PROBLEM:
Reproduce all of the data word for word.
-- start --
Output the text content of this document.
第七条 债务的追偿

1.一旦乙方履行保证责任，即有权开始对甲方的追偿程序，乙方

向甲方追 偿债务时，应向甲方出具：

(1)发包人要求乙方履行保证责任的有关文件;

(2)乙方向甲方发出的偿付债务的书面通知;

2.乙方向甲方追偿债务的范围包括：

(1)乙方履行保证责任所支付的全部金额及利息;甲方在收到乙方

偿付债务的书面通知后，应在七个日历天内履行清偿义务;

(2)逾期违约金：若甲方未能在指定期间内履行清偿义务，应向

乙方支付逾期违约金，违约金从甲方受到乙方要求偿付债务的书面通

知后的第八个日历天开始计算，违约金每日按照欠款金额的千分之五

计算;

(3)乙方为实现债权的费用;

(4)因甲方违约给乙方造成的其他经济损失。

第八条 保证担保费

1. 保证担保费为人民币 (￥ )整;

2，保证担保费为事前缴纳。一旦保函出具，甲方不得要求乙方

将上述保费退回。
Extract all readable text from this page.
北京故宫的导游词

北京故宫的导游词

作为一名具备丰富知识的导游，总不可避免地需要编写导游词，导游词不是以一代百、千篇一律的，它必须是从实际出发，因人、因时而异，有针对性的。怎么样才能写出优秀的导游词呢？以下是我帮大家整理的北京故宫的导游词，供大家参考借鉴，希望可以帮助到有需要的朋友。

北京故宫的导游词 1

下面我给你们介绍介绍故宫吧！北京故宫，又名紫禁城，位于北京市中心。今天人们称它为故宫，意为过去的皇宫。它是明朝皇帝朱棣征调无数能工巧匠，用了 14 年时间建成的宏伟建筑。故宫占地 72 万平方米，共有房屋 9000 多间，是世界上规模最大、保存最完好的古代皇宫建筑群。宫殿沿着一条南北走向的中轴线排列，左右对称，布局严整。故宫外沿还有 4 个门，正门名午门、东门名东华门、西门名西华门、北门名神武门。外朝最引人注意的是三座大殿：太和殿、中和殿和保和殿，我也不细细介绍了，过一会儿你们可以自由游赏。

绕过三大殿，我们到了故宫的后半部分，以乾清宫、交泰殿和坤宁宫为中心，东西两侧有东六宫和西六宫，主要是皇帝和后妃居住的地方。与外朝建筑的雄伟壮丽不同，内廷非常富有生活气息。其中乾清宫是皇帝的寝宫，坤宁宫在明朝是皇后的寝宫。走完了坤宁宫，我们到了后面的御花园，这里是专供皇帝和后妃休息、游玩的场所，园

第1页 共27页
-- end --
ANSWER:
Output the text content of this document.
第七条 债务的追偿

1.一旦乙方履行保证责任，即有权开始对甲方的追偿程序，乙方

向甲方追 偿债务时，应向甲方出具：

(1)发包人要求乙方履行保证责任的有关文件;

(2)乙方向甲方发出的偿付债务的书面通知;

2.乙方向甲方追偿债务的范围包括：

(1)乙方履行保证责任所支付的全部金额及利息;甲方在收到乙方

偿付债务的书面通知后，应在七个日历天内履行清偿义务;

(2)逾期违约金：若甲方未能在指定期间内履行清偿义务，应向

乙方支付逾期违约金，违约金从甲方受到乙方要求偿付债务的书面通

知后的第八个日历天开始计算，违约金每日按照欠款金额的千分之五

计算;

(3)乙方为实现债权的费用;

(4)因甲方违约给乙方造成的其他经济损失。

第八条 保证担保费

1. 保证担保费为人民币 (￥ )整;

2，保证担保费为事前缴纳。一旦保函出具，甲方不得要求乙方

将上述保费退回。
Extract all readable text from this page.
北京故宫的导游词

北京故宫的导游词

作为一名具备丰富知识的导游，总不可避免地需要编写导游词，导游词不是以一代百、千篇一律的，它必须是从实际出发，因人、因时而异，有针对性的。怎么样才能写出优秀的导游词呢？以下是我帮大家整理的北京故宫的导游词，供大家参考借鉴，希望可以帮助到有需要的朋友。

北京故宫的导游词 1

下面我给你们介绍介绍故宫吧！北京故宫，又名紫禁城，位于北京市中心。今天人们称它为故宫，意为过去的皇宫。它是明朝皇帝朱棣征调无数能工巧匠，用了 14 年时间建成的宏伟建筑。故宫占地 72 万平方米，共有房屋 9000 多间，是世界上规模最大、保存最完好的古代皇宫建筑群。宫殿沿着一条南北走向的中轴线排列，左右对称，布局严整。故宫外沿还有 4 个门，正门名午门、东门名东华门、西门名西华门、北门名神武门。外朝最引人注意的是三座大殿：太和殿、中和殿和保和殿，我也不细细介绍了，过一会儿你们可以自由游赏。

绕过三大殿，我们到了故宫的后半部分，以乾清宫、交泰殿和坤宁宫为中心，东西两侧有东六宫和西六宫，主要是皇帝和后妃居住的地方。与外朝建筑的雄伟壮丽不同，内廷非常富有生活气息。其中乾清宫是皇帝的寝宫，坤宁宫在明朝是皇后的寝宫。走完了坤宁宫，我们到了后面的御花园，这里是专供皇帝和后妃休息、游玩的场所，园

第1页 共27页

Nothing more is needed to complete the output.